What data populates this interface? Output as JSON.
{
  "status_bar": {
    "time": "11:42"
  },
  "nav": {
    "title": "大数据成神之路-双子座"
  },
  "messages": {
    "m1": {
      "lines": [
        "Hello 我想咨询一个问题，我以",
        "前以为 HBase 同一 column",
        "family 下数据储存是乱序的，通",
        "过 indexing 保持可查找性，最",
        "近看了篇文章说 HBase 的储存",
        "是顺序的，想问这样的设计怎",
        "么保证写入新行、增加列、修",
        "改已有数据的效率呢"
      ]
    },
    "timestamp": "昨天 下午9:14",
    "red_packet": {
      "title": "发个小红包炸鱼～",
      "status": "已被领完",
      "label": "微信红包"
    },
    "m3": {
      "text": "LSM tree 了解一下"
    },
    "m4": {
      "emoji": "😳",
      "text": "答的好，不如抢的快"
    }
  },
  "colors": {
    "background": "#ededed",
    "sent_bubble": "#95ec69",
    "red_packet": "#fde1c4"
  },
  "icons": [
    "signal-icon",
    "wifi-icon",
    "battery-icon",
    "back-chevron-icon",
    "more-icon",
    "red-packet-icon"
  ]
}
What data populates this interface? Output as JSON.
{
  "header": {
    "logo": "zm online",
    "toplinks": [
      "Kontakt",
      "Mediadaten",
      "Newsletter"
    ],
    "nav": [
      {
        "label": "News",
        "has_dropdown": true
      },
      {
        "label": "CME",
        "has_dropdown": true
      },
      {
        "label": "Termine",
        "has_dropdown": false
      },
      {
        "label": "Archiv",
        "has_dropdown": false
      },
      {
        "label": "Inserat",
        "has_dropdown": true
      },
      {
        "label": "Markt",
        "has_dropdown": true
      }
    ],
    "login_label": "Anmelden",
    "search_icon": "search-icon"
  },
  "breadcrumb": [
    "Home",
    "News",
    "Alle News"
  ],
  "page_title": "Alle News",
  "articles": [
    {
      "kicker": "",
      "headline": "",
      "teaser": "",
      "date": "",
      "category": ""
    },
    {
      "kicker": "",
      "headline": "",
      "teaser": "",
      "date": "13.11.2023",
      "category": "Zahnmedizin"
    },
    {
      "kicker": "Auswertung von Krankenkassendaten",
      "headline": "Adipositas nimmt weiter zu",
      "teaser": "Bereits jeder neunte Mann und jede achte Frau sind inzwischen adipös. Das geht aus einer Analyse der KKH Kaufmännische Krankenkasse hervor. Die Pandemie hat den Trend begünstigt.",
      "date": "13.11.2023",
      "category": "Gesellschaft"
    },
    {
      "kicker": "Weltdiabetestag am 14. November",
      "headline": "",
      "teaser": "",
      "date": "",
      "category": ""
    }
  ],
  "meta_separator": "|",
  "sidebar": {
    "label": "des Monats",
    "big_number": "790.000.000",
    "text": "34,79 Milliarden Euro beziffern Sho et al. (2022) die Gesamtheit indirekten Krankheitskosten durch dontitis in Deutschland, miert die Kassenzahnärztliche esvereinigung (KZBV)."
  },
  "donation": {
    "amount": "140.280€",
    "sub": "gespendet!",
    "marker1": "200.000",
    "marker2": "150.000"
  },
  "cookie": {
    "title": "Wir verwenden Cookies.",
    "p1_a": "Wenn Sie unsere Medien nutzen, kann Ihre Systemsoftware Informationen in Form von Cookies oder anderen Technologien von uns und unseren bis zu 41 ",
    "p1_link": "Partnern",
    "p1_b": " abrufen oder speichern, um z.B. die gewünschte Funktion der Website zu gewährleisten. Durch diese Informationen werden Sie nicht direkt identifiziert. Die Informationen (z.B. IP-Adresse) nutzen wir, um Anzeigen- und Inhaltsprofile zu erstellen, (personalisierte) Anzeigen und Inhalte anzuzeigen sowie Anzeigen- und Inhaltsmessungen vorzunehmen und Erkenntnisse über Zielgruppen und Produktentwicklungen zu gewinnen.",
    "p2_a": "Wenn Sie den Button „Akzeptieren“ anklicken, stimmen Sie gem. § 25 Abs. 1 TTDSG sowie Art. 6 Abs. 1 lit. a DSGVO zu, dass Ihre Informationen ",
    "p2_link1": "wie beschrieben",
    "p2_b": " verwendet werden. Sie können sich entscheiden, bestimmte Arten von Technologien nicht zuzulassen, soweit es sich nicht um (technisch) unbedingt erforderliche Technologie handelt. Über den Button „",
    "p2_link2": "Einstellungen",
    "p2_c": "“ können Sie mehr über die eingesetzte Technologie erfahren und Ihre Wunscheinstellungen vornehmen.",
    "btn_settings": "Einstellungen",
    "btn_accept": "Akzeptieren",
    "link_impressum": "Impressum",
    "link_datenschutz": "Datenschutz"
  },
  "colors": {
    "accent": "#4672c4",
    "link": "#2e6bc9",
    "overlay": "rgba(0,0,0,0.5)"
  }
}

> [DIRECTIONS FOR THIS TASK] Transcribe all lines as written.

> [EXERCISE SOLUTION]
What data populates this interface? Output as JSON.
{
  "status_bar": {
    "time": "11:42"
  },
  "nav": {
    "title": "大数据成神之路-双子座"
  },
  "messages": {
    "m1": {
      "lines": [
        "Hello 我想咨询一个问题，我以",
        "前以为 HBase 同一 column",
        "family 下数据储存是乱序的，通",
        "过 indexing 保持可查找性，最",
        "近看了篇文章说 HBase 的储存",
        "是顺序的，想问这样的设计怎",
        "么保证写入新行、增加列、修",
        "改已有数据的效率呢"
      ]
    },
    "timestamp": "昨天 下午9:14",
    "red_packet": {
      "title": "发个小红包炸鱼～",
      "status": "已被领完",
      "label": "微信红包"
    },
    "m3": {
      "text": "LSM tree 了解一下"
    },
    "m4": {
      "emoji": "😳",
      "text": "答的好，不如抢的快"
    }
  },
  "colors": {
    "background": "#ededed",
    "sent_bubble": "#95ec69",
    "red_packet": "#fde1c4"
  },
  "icons": [
    "signal-icon",
    "wifi-icon",
    "battery-icon",
    "back-chevron-icon",
    "more-icon",
    "red-packet-icon"
  ]
}
What data populates this interface? Output as JSON.
{
  "header": {
    "logo": "zm online",
    "toplinks": [
      "Kontakt",
      "Mediadaten",
      "Newsletter"
    ],
    "nav": [
      {
        "label": "News",
        "has_dropdown": true
      },
      {
        "label": "CME",
        "has_dropdown": true
      },
      {
        "label": "Termine",
        "has_dropdown": false
      },
      {
        "label": "Archiv",
        "has_dropdown": false
      },
      {
        "label": "Inserat",
        "has_dropdown": true
      },
      {
        "label": "Markt",
        "has_dropdown": true
      }
    ],
    "login_label": "Anmelden",
    "search_icon": "search-icon"
  },
  "breadcrumb": [
    "Home",
    "News",
    "Alle News"
  ],
  "page_title": "Alle News",
  "articles": [
    {
      "kicker": "",
      "headline": "",
      "teaser": "",
      "date": "",
      "category": ""
    },
    {
      "kicker": "",
      "headline": "",
      "teaser": "",
      "date": "13.11.2023",
      "category": "Zahnmedizin"
    },
    {
      "kicker": "Auswertung von Krankenkassendaten",
      "headline": "Adipositas nimmt weiter zu",
      "teaser": "Bereits jeder neunte Mann und jede achte Frau sind inzwischen adipös. Das geht aus einer Analyse der KKH Kaufmännische Krankenkasse hervor. Die Pandemie hat den Trend begünstigt.",
      "date": "13.11.2023",
      "category": "Gesellschaft"
    },
    {
      "kicker": "Weltdiabetestag am 14. November",
      "headline": "",
      "teaser": "",
      "date": "",
      "category": ""
    }
  ],
  "meta_separator": "|",
  "sidebar": {
    "label": "des Monats",
    "big_number": "790.000.000",
    "text": "34,79 Milliarden Euro beziffern Sho et al. (2022) die Gesamtheit indirekten Krankheitskosten durch dontitis in Deutschland, miert die Kassenzahnärztliche esvereinigung (KZBV)."
  },
  "donation": {
    "amount": "140.280€",
    "sub": "gespendet!",
    "marker1": "200.000",
    "marker2": "150.000"
  },
  "cookie": {
    "title": "Wir verwenden Cookies.",
    "p1_a": "Wenn Sie unsere Medien nutzen, kann Ihre Systemsoftware Informationen in Form von Cookies oder anderen Technologien von uns und unseren bis zu 41 ",
    "p1_link": "Partnern",
    "p1_b": " abrufen oder speichern, um z.B. die gewünschte Funktion der Website zu gewährleisten. Durch diese Informationen werden Sie nicht direkt identifiziert. Die Informationen (z.B. IP-Adresse) nutzen wir, um Anzeigen- und Inhaltsprofile zu erstellen, (personalisierte) Anzeigen und Inhalte anzuzeigen sowie Anzeigen- und Inhaltsmessungen vorzunehmen und Erkenntnisse über Zielgruppen und Produktentwicklungen zu gewinnen.",
    "p2_a": "Wenn Sie den Button „Akzeptieren“ anklicken, stimmen Sie gem. § 25 Abs. 1 TTDSG sowie Art. 6 Abs. 1 lit. a DSGVO zu, dass Ihre Informationen ",
    "p2_link1": "wie beschrieben",
    "p2_b": " verwendet werden. Sie können sich entscheiden, bestimmte Arten von Technologien nicht zuzulassen, soweit es sich nicht um (technisch) unbedingt erforderliche Technologie handelt. Über den Button „",
    "p2_link2": "Einstellungen",
    "p2_c": "“ können Sie mehr über die eingesetzte Technologie erfahren und Ihre Wunscheinstellungen vornehmen.",
    "btn_settings": "Einstellungen",
    "btn_accept": "Akzeptieren",
    "link_impressum": "Impressum",
    "link_datenschutz": "Datenschutz"
  },
  "colors": {
    "accent": "#4672c4",
    "link": "#2e6bc9",
    "overlay": "rgba(0,0,0,0.5)"
  }
}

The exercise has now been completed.